* **WHAT YOU ARE ASKED TO DO**:
Your task is to extract every line from the material below exactly.
● ● ● ● ● ● ●
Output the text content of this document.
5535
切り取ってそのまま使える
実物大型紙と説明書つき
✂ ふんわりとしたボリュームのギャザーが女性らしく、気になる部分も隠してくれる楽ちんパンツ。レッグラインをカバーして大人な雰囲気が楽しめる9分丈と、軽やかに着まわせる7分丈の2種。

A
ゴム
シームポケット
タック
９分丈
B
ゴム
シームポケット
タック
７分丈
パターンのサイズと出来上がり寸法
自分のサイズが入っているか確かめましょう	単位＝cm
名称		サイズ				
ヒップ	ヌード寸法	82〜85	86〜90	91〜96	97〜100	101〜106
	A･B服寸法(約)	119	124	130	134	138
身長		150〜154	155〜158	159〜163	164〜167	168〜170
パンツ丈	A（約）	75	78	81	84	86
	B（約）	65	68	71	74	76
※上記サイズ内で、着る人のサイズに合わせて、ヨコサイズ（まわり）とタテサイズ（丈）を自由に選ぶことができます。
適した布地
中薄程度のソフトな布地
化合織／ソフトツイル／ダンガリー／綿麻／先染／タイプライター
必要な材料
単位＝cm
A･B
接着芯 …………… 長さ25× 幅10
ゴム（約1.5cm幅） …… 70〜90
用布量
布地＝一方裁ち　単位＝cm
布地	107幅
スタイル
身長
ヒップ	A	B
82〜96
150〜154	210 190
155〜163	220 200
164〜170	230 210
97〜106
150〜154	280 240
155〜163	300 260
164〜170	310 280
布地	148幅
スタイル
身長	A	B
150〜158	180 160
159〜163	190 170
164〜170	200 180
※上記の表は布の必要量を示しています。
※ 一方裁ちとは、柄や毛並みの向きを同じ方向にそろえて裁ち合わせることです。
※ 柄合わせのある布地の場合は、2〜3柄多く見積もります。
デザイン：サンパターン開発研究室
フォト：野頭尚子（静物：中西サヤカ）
● ● ● ● ● ● ●
* **THE SOLUTION**:
Output the text content of this document.
5535
切り取ってそのまま使える
実物大型紙と説明書つき
✂ ふんわりとしたボリュームのギャザーが女性らしく、気になる部分も隠してくれる楽ちんパンツ。レッグラインをカバーして大人な雰囲気が楽しめる9分丈と、軽やかに着まわせる7分丈の2種。

A
ゴム
シームポケット
タック
９分丈
B
ゴム
シームポケット
タック
７分丈
パターンのサイズと出来上がり寸法
自分のサイズが入っているか確かめましょう	単位＝cm
名称		サイズ				
ヒップ	ヌード寸法	82〜85	86〜90	91〜96	97〜100	101〜106
	A･B服寸法(約)	119	124	130	134	138
身長		150〜154	155〜158	159〜163	164〜167	168〜170
パンツ丈	A（約）	75	78	81	84	86
	B（約）	65	68	71	74	76
※上記サイズ内で、着る人のサイズに合わせて、ヨコサイズ（まわり）とタテサイズ（丈）を自由に選ぶことができます。
適した布地
中薄程度のソフトな布地
化合織／ソフトツイル／ダンガリー／綿麻／先染／タイプライター
必要な材料
単位＝cm
A･B
接着芯 …………… 長さ25× 幅10
ゴム（約1.5cm幅） …… 70〜90
用布量
布地＝一方裁ち　単位＝cm
布地	107幅
スタイル
身長
ヒップ	A	B
82〜96
150〜154	210 190
155〜163	220 200
164〜170	230 210
97〜106
150〜154	280 240
155〜163	300 260
164〜170	310 280
布地	148幅
スタイル
身長	A	B
150〜158	180 160
159〜163	190 170
164〜170	200 180
※上記の表は布の必要量を示しています。
※ 一方裁ちとは、柄や毛並みの向きを同じ方向にそろえて裁ち合わせることです。
※ 柄合わせのある布地の場合は、2〜3柄多く見積もります。
デザイン：サンパターン開発研究室
フォト：野頭尚子（静物：中西サヤカ）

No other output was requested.